▸ **Aim**:
Give an exact transcription of every line, dropping the images.

Recorded data:
## START

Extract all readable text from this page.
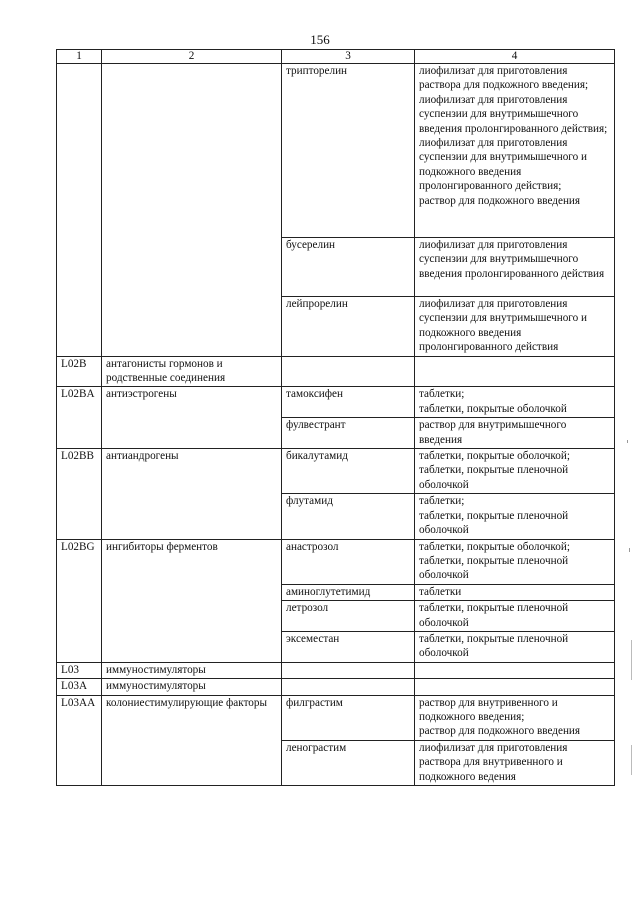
156
1	2	3	4
		трипторелин	лиофилизат для приготовления раствора для подкожного введения;
лиофилизат для приготовления суспензии для внутримышечного введения пролонгированного действия;
лиофилизат для приготовления суспензии для внутримышечного и подкожного введения пролонгированного действия;
раствор для подкожного введения
		бусерелин	лиофилизат для приготовления суспензии для внутримышечного введения пролонгированного действия
		лейпрорелин	лиофилизат для приготовления суспензии для внутримышечного и подкожного введения пролонгированного действия
L02B	антагонисты гормонов и родственные соединения		
L02BA	антиэстрогены	тамоксифен	таблетки;
таблетки, покрытые оболочкой
		фулвестрант	раствор для внутримышечного введения
L02BB	антиандрогены	бикалутамид	таблетки, покрытые оболочкой;
таблетки, покрытые пленочной оболочкой
		флутамид	таблетки;
таблетки, покрытые пленочной оболочкой
L02BG	ингибиторы ферментов	анастрозол	таблетки, покрытые оболочкой;
таблетки, покрытые пленочной оболочкой
		аминоглутетимид	таблетки
		летрозол	таблетки, покрытые пленочной оболочкой
		эксеместан	таблетки, покрытые пленочной оболочкой
L03	иммуностимуляторы		
L03A	иммуностимуляторы		
L03AA	колониестимулирующие факторы	филграстим	раствор для внутривенного и подкожного введения;
раствор для подкожного введения
		ленограстим	лиофилизат для приготовления раствора для внутривенного и подкожного ведения
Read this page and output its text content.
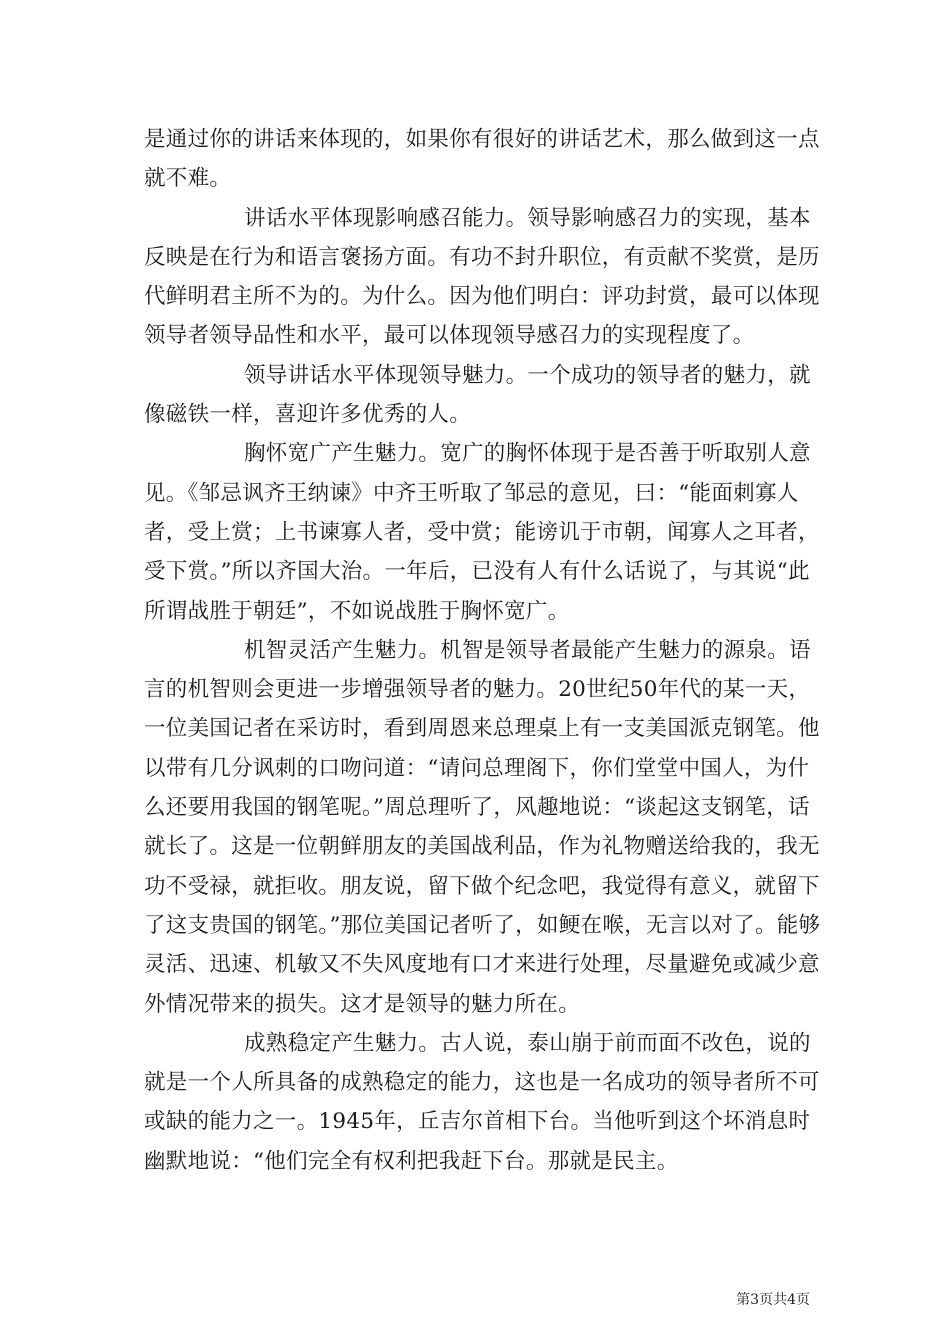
是通过你的讲话来体现的，如果你有很好的讲话艺术，那么做到这一点就不难。

讲话水平体现影响感召能力。领导影响感召力的实现，基本反映是在行为和语言褒扬方面。有功不封升职位，有贡献不奖赏，是历代鲜明君主所不为的。为什么。因为他们明白：评功封赏，最可以体现领导者领导品性和水平，最可以体现领导感召力的实现程度了。

领导讲话水平体现领导魅力。一个成功的领导者的魅力，就像磁铁一样，喜迎许多优秀的人。

胸怀宽广产生魅力。宽广的胸怀体现于是否善于听取别人意见。《邹忌讽齐王纳谏》中齐王听取了邹忌的意见，曰：“能面刺寡人者，受上赏；上书谏寡人者，受中赏；能谤讥于市朝，闻寡人之耳者，受下赏。”所以齐国大治。一年后，已没有人有什么话说了，与其说“此所谓战胜于朝廷”，不如说战胜于胸怀宽广。

机智灵活产生魅力。机智是领导者最能产生魅力的源泉。语言的机智则会更进一步增强领导者的魅力。20世纪50年代的某一天，一位美国记者在采访时，看到周恩来总理桌上有一支美国派克钢笔。他以带有几分讽刺的口吻问道：“请问总理阁下，你们堂堂中国人，为什么还要用我国的钢笔呢。”周总理听了，风趣地说：“谈起这支钢笔，话就长了。这是一位朝鲜朋友的美国战利品，作为礼物赠送给我的，我无功不受禄，就拒收。朋友说，留下做个纪念吧，我觉得有意义，就留下了这支贵国的钢笔。”那位美国记者听了，如鲠在喉，无言以对了。能够灵活、迅速、机敏又不失风度地有口才来进行处理，尽量避免或减少意外情况带来的损失。这才是领导的魅力所在。

成熟稳定产生魅力。古人说，泰山崩于前而面不改色，说的就是一个人所具备的成熟稳定的能力，这也是一名成功的领导者所不可或缺的能力之一。1945年，丘吉尔首相下台。当他听到这个坏消息时幽默地说：“他们完全有权利把我赶下台。那就是民主。

第3页共4页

## END

▸ **The answer**:
Extract all readable text from this page.
156
1	2	3	4
		трипторелин	лиофилизат для приготовления раствора для подкожного введения;
лиофилизат для приготовления суспензии для внутримышечного введения пролонгированного действия;
лиофилизат для приготовления суспензии для внутримышечного и подкожного введения пролонгированного действия;
раствор для подкожного введения
		бусерелин	лиофилизат для приготовления суспензии для внутримышечного введения пролонгированного действия
		лейпрорелин	лиофилизат для приготовления суспензии для внутримышечного и подкожного введения пролонгированного действия
L02B	антагонисты гормонов и родственные соединения		
L02BA	антиэстрогены	тамоксифен	таблетки;
таблетки, покрытые оболочкой
		фулвестрант	раствор для внутримышечного введения
L02BB	антиандрогены	бикалутамид	таблетки, покрытые оболочкой;
таблетки, покрытые пленочной оболочкой
		флутамид	таблетки;
таблетки, покрытые пленочной оболочкой
L02BG	ингибиторы ферментов	анастрозол	таблетки, покрытые оболочкой;
таблетки, покрытые пленочной оболочкой
		аминоглутетимид	таблетки
		летрозол	таблетки, покрытые пленочной оболочкой
		эксеместан	таблетки, покрытые пленочной оболочкой
L03	иммуностимуляторы		
L03A	иммуностимуляторы		
L03AA	колониестимулирующие факторы	филграстим	раствор для внутривенного и подкожного введения;
раствор для подкожного введения
		ленограстим	лиофилизат для приготовления раствора для внутривенного и подкожного ведения
Read this page and output its text content.
是通过你的讲话来体现的，如果你有很好的讲话艺术，那么做到这一点就不难。

讲话水平体现影响感召能力。领导影响感召力的实现，基本反映是在行为和语言褒扬方面。有功不封升职位，有贡献不奖赏，是历代鲜明君主所不为的。为什么。因为他们明白：评功封赏，最可以体现领导者领导品性和水平，最可以体现领导感召力的实现程度了。

领导讲话水平体现领导魅力。一个成功的领导者的魅力，就像磁铁一样，喜迎许多优秀的人。

胸怀宽广产生魅力。宽广的胸怀体现于是否善于听取别人意见。《邹忌讽齐王纳谏》中齐王听取了邹忌的意见，曰：“能面刺寡人者，受上赏；上书谏寡人者，受中赏；能谤讥于市朝，闻寡人之耳者，受下赏。”所以齐国大治。一年后，已没有人有什么话说了，与其说“此所谓战胜于朝廷”，不如说战胜于胸怀宽广。

机智灵活产生魅力。机智是领导者最能产生魅力的源泉。语言的机智则会更进一步增强领导者的魅力。20世纪50年代的某一天，一位美国记者在采访时，看到周恩来总理桌上有一支美国派克钢笔。他以带有几分讽刺的口吻问道：“请问总理阁下，你们堂堂中国人，为什么还要用我国的钢笔呢。”周总理听了，风趣地说：“谈起这支钢笔，话就长了。这是一位朝鲜朋友的美国战利品，作为礼物赠送给我的，我无功不受禄，就拒收。朋友说，留下做个纪念吧，我觉得有意义，就留下了这支贵国的钢笔。”那位美国记者听了，如鲠在喉，无言以对了。能够灵活、迅速、机敏又不失风度地有口才来进行处理，尽量避免或减少意外情况带来的损失。这才是领导的魅力所在。

成熟稳定产生魅力。古人说，泰山崩于前而面不改色，说的就是一个人所具备的成熟稳定的能力，这也是一名成功的领导者所不可或缺的能力之一。1945年，丘吉尔首相下台。当他听到这个坏消息时幽默地说：“他们完全有权利把我赶下台。那就是民主。

第3页共4页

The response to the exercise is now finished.